[Source data]
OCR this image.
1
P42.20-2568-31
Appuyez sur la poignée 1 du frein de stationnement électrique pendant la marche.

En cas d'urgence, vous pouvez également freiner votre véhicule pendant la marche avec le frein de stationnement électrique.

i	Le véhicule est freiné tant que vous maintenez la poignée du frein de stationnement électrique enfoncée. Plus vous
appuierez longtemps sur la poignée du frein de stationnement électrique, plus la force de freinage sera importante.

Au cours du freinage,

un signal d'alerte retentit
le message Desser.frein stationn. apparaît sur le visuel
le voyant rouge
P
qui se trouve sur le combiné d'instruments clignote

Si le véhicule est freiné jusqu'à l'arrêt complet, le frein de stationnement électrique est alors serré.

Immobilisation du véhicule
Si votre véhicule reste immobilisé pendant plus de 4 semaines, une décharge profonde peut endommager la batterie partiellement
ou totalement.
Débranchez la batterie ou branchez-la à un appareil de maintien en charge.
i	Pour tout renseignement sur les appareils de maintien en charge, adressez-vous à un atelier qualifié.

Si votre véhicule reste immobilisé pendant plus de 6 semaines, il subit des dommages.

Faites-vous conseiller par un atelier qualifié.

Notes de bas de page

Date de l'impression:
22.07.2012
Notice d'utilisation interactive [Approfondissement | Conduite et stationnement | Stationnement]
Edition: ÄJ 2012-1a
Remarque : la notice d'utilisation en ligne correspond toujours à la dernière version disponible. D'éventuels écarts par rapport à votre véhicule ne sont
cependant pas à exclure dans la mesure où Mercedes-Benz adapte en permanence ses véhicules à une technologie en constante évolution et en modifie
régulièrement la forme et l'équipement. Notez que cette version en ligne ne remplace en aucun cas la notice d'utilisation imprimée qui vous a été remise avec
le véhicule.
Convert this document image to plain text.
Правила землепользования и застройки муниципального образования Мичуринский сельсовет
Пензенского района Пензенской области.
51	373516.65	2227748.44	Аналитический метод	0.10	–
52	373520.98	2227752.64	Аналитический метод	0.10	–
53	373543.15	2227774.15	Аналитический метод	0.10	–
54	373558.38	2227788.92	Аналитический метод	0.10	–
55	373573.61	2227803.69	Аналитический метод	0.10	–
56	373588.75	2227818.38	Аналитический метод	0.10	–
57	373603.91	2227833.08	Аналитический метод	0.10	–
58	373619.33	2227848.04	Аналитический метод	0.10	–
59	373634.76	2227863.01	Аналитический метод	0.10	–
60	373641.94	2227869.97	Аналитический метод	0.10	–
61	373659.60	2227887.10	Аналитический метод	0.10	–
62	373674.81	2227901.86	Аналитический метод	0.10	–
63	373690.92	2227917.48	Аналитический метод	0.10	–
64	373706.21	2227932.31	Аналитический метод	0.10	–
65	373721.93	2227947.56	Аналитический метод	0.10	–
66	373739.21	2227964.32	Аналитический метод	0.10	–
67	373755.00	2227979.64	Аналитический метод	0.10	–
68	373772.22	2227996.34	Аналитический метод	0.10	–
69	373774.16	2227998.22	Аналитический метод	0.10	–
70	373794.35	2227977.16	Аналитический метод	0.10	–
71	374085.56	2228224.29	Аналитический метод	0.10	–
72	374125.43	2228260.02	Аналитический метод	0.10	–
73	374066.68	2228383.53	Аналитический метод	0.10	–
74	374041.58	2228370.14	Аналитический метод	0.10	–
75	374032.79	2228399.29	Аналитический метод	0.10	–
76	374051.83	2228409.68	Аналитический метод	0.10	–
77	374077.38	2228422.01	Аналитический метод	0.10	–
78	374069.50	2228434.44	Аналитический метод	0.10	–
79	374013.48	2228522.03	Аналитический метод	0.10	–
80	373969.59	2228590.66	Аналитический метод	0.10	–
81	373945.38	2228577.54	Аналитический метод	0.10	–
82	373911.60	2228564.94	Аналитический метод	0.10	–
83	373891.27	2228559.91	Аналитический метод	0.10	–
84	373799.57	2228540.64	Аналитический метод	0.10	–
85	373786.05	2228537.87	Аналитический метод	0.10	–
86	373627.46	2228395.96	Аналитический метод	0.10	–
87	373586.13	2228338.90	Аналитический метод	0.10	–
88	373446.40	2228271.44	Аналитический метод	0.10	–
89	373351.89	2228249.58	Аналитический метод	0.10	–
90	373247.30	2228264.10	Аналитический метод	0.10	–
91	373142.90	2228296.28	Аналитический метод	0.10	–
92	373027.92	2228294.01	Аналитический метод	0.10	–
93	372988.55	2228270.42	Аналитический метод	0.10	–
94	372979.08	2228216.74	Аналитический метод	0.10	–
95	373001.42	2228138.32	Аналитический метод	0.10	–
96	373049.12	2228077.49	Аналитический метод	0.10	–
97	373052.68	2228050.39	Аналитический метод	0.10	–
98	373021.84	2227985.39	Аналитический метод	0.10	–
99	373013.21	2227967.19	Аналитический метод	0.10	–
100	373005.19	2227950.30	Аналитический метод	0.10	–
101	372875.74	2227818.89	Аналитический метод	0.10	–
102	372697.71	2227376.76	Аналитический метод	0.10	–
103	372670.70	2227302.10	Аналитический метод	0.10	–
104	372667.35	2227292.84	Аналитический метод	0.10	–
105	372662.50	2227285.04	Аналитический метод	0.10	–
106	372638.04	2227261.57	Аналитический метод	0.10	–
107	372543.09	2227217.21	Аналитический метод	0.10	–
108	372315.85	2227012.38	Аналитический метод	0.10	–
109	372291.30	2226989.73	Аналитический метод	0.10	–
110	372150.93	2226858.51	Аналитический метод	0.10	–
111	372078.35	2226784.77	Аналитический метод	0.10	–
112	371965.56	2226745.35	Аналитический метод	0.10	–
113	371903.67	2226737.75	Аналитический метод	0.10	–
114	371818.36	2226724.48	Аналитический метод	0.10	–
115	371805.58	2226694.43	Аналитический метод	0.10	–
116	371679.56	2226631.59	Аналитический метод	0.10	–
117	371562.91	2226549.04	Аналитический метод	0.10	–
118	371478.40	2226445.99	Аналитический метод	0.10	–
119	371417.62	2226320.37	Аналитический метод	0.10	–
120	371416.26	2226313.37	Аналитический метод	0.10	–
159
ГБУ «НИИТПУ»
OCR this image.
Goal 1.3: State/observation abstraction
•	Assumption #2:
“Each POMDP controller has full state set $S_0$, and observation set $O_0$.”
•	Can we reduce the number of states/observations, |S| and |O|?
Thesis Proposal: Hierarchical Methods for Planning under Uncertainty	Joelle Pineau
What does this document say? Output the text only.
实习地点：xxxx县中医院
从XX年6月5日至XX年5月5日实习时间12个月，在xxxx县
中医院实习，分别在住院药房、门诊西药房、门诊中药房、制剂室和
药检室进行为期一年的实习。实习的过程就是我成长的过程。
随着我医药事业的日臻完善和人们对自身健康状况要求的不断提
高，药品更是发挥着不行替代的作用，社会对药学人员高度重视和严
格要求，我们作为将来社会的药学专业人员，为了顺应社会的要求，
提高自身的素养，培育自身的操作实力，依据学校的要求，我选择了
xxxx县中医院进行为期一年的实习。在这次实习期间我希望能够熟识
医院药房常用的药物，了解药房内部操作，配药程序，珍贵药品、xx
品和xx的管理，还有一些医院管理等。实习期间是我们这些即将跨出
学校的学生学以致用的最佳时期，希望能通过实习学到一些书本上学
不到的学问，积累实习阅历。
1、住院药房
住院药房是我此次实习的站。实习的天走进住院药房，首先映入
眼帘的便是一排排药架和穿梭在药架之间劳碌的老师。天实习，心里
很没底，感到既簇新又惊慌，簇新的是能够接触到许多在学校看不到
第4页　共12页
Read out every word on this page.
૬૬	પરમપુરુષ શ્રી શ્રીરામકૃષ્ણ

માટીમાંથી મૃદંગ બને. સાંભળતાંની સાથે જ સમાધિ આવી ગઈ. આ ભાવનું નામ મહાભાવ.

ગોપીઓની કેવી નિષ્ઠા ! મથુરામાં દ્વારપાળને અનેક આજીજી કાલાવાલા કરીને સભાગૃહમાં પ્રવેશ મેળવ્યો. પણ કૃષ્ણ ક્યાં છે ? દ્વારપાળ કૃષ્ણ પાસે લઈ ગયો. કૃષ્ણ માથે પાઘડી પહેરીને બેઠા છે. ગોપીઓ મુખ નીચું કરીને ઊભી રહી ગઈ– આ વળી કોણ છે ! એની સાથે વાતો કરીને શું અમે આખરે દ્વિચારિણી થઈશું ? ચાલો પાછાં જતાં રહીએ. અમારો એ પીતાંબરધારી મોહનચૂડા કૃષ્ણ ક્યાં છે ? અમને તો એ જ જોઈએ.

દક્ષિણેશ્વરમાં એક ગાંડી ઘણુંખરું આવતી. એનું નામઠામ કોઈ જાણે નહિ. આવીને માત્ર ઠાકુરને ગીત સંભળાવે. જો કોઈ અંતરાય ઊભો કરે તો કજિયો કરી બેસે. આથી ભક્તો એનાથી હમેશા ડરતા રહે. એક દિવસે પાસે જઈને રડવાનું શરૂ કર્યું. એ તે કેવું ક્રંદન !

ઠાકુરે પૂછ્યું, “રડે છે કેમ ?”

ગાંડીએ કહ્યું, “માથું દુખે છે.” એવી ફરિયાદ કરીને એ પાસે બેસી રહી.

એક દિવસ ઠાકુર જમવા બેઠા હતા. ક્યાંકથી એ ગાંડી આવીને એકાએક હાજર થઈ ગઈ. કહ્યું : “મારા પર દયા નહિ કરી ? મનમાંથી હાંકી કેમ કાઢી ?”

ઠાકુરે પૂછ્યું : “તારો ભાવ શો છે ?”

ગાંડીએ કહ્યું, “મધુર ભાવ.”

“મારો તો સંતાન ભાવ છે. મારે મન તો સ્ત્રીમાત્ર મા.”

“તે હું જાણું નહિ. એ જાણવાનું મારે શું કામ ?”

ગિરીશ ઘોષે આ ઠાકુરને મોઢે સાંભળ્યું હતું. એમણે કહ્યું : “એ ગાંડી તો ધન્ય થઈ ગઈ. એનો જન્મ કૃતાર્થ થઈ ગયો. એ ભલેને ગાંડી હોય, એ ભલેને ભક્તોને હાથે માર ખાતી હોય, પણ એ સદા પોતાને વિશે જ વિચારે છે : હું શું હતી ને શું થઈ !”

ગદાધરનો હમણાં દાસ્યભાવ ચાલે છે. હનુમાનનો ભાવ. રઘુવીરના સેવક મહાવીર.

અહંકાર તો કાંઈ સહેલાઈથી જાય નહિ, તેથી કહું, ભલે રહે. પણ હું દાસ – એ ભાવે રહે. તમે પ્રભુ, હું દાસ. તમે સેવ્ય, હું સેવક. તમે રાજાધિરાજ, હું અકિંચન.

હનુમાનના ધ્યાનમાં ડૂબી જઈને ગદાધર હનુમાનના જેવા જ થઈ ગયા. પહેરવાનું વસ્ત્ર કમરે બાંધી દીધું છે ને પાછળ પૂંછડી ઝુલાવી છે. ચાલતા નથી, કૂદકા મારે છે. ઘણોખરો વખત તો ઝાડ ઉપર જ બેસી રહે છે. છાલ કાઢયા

Exercise description: In the records above, locate every line with the string "qualifié" and copy it.

Expected answer:
i	Pour tout renseignement sur les appareils de maintien en charge, adressez-vous à un atelier qualifié.
Faites-vous conseiller par un atelier qualifié.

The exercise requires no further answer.